Exercise instructions
Look through the material below. Copy each line that contains the string "background".

Dataset records:
• • • • • • •

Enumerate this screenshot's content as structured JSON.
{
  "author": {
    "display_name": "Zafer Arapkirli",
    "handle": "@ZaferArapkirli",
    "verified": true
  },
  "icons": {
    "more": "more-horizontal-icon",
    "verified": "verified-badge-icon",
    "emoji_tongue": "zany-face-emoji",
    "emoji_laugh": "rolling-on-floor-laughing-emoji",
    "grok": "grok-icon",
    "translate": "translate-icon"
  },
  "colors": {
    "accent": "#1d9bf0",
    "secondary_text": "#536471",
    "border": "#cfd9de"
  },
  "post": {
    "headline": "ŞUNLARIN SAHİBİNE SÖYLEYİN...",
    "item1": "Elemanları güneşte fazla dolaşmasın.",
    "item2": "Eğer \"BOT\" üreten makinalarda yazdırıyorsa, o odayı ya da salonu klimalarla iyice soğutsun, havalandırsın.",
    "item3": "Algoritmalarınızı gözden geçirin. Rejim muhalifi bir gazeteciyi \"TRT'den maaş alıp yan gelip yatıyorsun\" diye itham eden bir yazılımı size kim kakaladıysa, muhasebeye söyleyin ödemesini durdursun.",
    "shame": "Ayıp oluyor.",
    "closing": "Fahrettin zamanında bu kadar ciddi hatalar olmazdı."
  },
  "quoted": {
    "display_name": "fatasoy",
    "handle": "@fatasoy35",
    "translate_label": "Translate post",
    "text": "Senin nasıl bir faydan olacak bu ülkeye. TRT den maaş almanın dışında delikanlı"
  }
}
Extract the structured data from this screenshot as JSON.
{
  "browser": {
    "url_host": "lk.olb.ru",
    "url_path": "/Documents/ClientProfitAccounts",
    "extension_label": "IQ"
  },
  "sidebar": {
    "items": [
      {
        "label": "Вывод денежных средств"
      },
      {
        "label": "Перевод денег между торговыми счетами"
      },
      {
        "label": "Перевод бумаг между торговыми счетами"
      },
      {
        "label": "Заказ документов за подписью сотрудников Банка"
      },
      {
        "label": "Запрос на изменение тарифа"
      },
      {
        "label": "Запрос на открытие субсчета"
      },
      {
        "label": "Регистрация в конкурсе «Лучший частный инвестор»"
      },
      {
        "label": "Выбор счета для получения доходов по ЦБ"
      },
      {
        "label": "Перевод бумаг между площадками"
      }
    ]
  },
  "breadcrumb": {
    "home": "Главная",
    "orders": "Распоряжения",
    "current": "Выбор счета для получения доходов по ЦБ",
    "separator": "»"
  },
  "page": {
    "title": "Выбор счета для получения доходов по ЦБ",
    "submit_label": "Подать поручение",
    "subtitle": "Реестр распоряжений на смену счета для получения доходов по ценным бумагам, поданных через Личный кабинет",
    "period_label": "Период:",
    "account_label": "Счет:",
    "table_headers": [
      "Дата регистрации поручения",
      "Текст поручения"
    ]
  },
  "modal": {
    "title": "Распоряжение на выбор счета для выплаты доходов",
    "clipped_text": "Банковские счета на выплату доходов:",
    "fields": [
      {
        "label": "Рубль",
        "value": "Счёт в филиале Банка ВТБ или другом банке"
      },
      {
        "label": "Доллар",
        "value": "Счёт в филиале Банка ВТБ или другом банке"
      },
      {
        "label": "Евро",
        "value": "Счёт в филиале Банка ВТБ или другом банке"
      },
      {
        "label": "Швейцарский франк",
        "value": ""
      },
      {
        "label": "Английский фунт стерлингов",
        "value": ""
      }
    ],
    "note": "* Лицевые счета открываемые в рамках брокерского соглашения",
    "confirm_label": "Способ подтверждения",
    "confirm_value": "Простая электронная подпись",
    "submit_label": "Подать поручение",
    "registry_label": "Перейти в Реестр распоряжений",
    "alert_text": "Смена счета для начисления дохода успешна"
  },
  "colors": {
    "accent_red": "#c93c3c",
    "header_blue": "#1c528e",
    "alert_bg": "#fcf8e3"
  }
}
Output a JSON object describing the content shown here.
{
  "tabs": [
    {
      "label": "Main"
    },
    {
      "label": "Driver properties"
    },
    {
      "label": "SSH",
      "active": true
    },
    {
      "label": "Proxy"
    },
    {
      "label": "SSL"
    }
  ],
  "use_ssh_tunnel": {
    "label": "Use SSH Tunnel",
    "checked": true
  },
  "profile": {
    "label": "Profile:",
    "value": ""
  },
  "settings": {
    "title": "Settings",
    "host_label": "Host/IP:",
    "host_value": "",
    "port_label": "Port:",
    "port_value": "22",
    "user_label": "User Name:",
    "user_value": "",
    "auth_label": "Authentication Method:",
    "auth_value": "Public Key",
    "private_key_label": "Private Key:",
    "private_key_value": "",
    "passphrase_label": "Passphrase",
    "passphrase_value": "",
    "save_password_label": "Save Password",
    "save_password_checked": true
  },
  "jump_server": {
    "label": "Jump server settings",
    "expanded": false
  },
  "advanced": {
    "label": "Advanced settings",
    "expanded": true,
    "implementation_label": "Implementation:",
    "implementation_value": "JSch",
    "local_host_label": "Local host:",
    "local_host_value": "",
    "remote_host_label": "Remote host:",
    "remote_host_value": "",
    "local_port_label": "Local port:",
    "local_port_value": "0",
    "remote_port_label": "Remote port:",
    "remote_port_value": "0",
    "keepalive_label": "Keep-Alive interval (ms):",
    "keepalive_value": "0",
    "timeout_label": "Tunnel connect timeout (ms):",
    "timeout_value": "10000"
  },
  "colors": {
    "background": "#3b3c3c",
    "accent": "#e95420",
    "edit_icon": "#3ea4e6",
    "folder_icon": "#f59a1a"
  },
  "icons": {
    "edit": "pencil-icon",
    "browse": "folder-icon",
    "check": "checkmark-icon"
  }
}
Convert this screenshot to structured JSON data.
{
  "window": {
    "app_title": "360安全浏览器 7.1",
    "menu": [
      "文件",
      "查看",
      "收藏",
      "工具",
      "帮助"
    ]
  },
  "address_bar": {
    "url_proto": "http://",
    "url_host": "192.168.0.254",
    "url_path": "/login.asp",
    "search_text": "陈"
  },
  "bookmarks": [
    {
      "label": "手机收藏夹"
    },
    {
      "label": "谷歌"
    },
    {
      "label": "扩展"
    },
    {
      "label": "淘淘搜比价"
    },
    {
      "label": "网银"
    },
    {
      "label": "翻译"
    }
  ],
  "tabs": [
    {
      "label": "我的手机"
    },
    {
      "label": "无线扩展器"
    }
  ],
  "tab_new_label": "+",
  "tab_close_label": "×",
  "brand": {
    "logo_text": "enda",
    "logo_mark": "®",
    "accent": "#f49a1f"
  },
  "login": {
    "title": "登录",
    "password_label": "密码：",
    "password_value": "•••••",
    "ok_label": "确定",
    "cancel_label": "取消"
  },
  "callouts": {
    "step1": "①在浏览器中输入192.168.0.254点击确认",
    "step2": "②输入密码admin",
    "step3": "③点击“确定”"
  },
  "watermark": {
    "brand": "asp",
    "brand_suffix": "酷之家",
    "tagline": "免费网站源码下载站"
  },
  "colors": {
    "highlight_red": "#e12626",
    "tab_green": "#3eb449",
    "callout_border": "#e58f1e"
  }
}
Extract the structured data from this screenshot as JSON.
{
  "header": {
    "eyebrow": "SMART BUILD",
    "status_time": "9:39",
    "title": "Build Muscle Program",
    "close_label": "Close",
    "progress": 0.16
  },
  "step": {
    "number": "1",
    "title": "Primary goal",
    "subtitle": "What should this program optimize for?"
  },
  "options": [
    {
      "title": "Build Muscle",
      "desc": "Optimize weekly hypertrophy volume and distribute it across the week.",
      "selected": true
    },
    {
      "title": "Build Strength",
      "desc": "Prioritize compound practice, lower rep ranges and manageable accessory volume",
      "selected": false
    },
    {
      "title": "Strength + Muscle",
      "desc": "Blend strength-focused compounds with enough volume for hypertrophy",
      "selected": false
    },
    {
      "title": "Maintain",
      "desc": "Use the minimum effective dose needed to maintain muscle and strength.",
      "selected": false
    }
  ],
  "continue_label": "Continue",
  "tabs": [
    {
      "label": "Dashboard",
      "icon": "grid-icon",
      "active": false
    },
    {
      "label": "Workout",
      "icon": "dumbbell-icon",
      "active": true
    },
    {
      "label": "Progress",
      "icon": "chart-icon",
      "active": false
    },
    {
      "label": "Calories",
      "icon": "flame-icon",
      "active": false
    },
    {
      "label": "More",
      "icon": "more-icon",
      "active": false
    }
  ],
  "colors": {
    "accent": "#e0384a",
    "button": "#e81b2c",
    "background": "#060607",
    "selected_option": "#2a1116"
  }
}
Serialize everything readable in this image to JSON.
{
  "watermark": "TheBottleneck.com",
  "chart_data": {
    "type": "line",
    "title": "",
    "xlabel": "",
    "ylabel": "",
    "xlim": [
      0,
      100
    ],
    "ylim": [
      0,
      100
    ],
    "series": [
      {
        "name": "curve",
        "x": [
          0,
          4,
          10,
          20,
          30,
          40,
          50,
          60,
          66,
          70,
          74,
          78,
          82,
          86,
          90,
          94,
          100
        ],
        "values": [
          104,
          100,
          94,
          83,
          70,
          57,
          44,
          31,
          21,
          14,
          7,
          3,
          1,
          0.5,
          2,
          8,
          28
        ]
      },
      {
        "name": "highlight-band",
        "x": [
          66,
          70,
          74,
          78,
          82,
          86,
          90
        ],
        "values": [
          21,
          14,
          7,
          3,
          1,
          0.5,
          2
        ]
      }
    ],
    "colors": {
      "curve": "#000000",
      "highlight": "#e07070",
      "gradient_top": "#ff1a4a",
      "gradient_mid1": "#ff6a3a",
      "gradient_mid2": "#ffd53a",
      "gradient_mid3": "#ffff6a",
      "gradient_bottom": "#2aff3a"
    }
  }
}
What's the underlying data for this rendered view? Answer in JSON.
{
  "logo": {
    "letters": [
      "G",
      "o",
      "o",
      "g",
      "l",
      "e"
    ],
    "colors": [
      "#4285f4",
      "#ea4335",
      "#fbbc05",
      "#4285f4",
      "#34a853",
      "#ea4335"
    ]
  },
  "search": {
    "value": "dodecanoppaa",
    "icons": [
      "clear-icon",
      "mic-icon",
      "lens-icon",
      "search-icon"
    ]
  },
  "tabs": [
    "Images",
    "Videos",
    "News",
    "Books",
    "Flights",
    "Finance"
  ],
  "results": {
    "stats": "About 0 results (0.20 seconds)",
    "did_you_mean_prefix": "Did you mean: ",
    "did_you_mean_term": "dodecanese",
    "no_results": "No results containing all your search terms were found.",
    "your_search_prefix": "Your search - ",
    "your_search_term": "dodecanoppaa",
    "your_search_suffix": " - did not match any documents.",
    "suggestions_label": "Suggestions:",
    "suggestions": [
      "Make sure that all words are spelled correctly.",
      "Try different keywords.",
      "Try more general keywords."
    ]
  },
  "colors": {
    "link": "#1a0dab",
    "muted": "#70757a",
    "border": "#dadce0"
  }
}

• • • • • • •

Result of this task
    "background": "#3b3c3c",
    "background": "#060607",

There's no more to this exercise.